[Data records]

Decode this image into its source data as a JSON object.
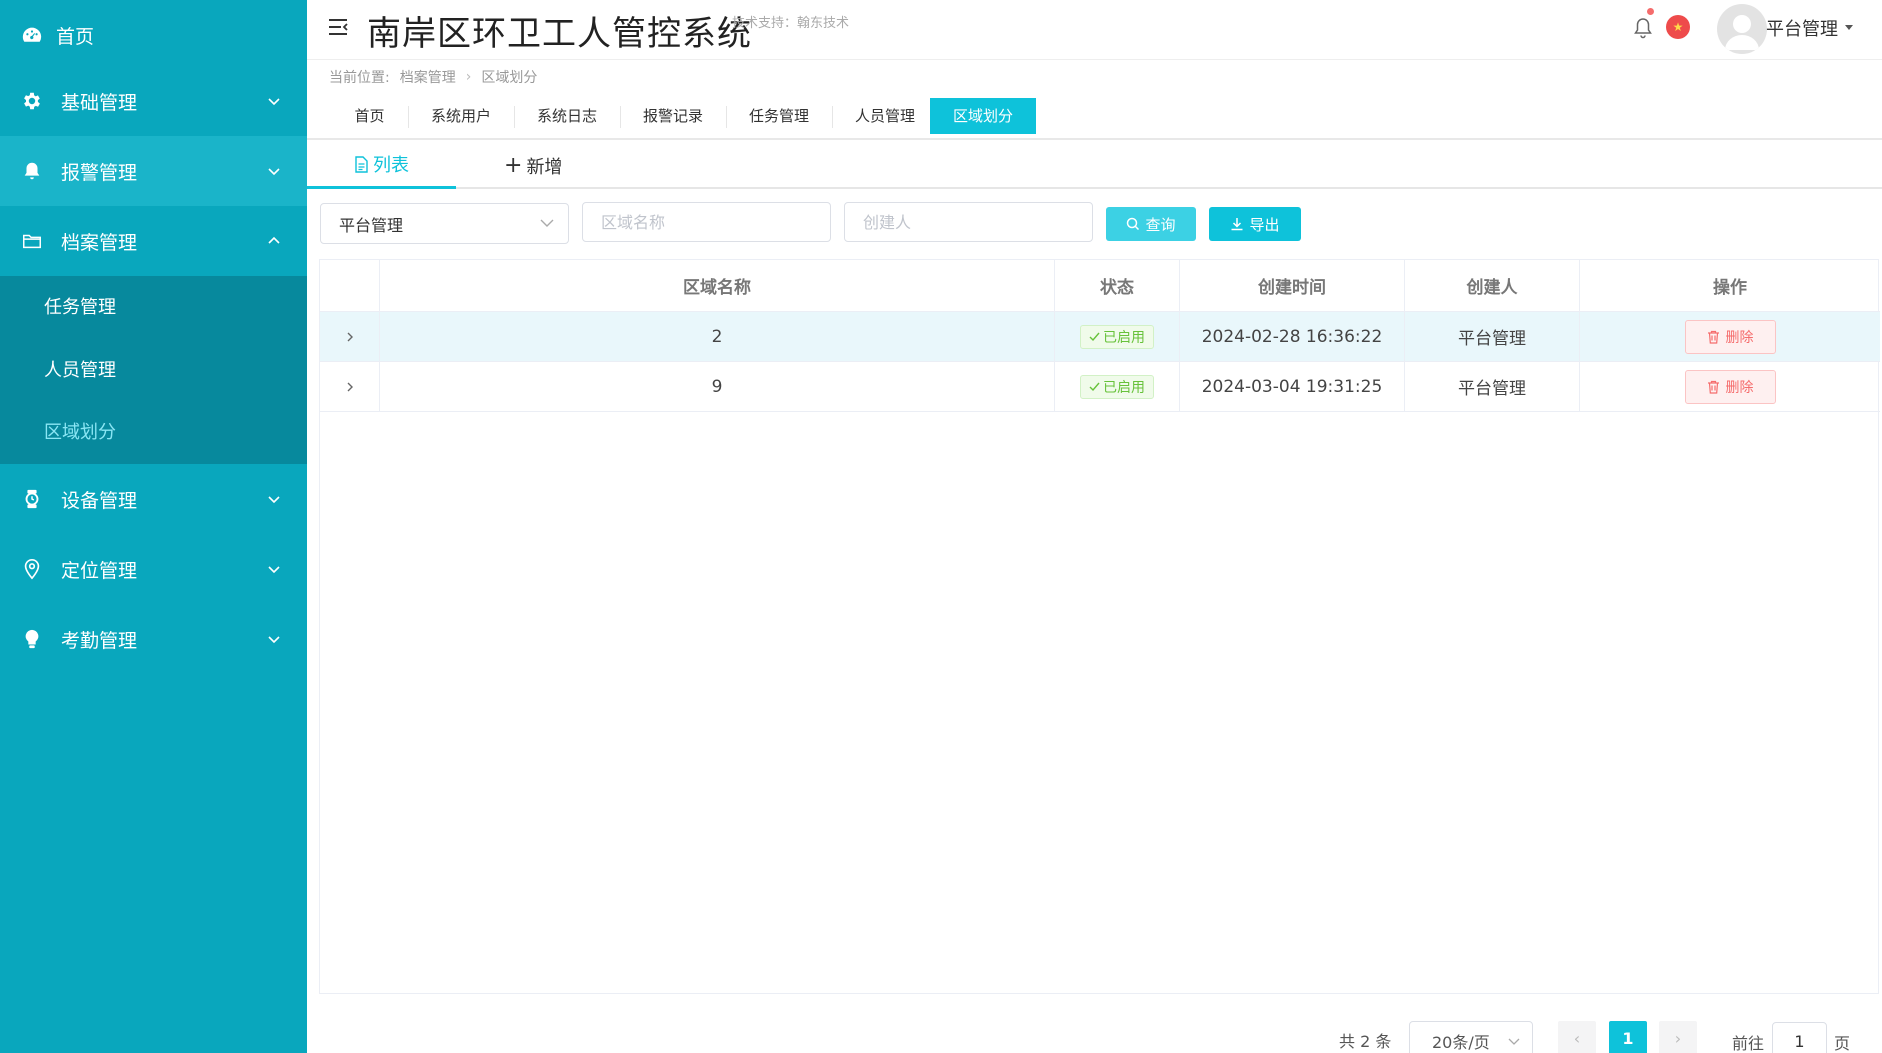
{
  "header": {
    "title": "南岸区环卫工人管控系统",
    "tech_support": "技术支持：翰东技术",
    "user_name": "平台管理"
  },
  "sidebar": {
    "items": [
      {
        "label": "首页",
        "icon": "dashboard-icon"
      },
      {
        "label": "基础管理",
        "icon": "gear-icon"
      },
      {
        "label": "报警管理",
        "icon": "bell-icon"
      },
      {
        "label": "档案管理",
        "icon": "folder-icon"
      },
      {
        "label": "设备管理",
        "icon": "watch-icon"
      },
      {
        "label": "定位管理",
        "icon": "location-pin-icon"
      },
      {
        "label": "考勤管理",
        "icon": "bulb-icon"
      }
    ],
    "submenu": [
      {
        "label": "任务管理"
      },
      {
        "label": "人员管理"
      },
      {
        "label": "区域划分"
      }
    ]
  },
  "breadcrumb": {
    "prefix": "当前位置:",
    "parent": "档案管理",
    "current": "区域划分"
  },
  "tabs": [
    "首页",
    "系统用户",
    "系统日志",
    "报警记录",
    "任务管理",
    "人员管理",
    "区域划分"
  ],
  "subtabs": {
    "list": "列表",
    "new": "新增"
  },
  "filters": {
    "select_value": "平台管理",
    "area_placeholder": "区域名称",
    "creator_placeholder": "创建人",
    "query_label": "查询",
    "export_label": "导出"
  },
  "table": {
    "headers": [
      "区域名称",
      "状态",
      "创建时间",
      "创建人",
      "操作"
    ],
    "rows": [
      {
        "name": "2",
        "status": "已启用",
        "created": "2024-02-28 16:36:22",
        "creator": "平台管理",
        "action": "删除"
      },
      {
        "name": "9",
        "status": "已启用",
        "created": "2024-03-04 19:31:25",
        "creator": "平台管理",
        "action": "删除"
      }
    ]
  },
  "pagination": {
    "total": "共 2 条",
    "page_size": "20条/页",
    "current_page": "1",
    "goto_label": "前往",
    "goto_value": "1",
    "page_suffix": "页"
  },
  "colors": {
    "sidebar_bg": "#09a7bd",
    "accent": "#0ec2da",
    "danger": "#f56c6c",
    "success": "#67c23a"
  }
}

- [Work to be completed]
With the pictures omitted, reproduce the records in full and exactly.

- [Result for this task]
Decode this image into its source data as a JSON object.
{
  "header": {
    "title": "南岸区环卫工人管控系统",
    "tech_support": "技术支持：翰东技术",
    "user_name": "平台管理"
  },
  "sidebar": {
    "items": [
      {
        "label": "首页",
        "icon": "dashboard-icon"
      },
      {
        "label": "基础管理",
        "icon": "gear-icon"
      },
      {
        "label": "报警管理",
        "icon": "bell-icon"
      },
      {
        "label": "档案管理",
        "icon": "folder-icon"
      },
      {
        "label": "设备管理",
        "icon": "watch-icon"
      },
      {
        "label": "定位管理",
        "icon": "location-pin-icon"
      },
      {
        "label": "考勤管理",
        "icon": "bulb-icon"
      }
    ],
    "submenu": [
      {
        "label": "任务管理"
      },
      {
        "label": "人员管理"
      },
      {
        "label": "区域划分"
      }
    ]
  },
  "breadcrumb": {
    "prefix": "当前位置:",
    "parent": "档案管理",
    "current": "区域划分"
  },
  "tabs": [
    "首页",
    "系统用户",
    "系统日志",
    "报警记录",
    "任务管理",
    "人员管理",
    "区域划分"
  ],
  "subtabs": {
    "list": "列表",
    "new": "新增"
  },
  "filters": {
    "select_value": "平台管理",
    "area_placeholder": "区域名称",
    "creator_placeholder": "创建人",
    "query_label": "查询",
    "export_label": "导出"
  },
  "table": {
    "headers": [
      "区域名称",
      "状态",
      "创建时间",
      "创建人",
      "操作"
    ],
    "rows": [
      {
        "name": "2",
        "status": "已启用",
        "created": "2024-02-28 16:36:22",
        "creator": "平台管理",
        "action": "删除"
      },
      {
        "name": "9",
        "status": "已启用",
        "created": "2024-03-04 19:31:25",
        "creator": "平台管理",
        "action": "删除"
      }
    ]
  },
  "pagination": {
    "total": "共 2 条",
    "page_size": "20条/页",
    "current_page": "1",
    "goto_label": "前往",
    "goto_value": "1",
    "page_suffix": "页"
  },
  "colors": {
    "sidebar_bg": "#09a7bd",
    "accent": "#0ec2da",
    "danger": "#f56c6c",
    "success": "#67c23a"
  }
}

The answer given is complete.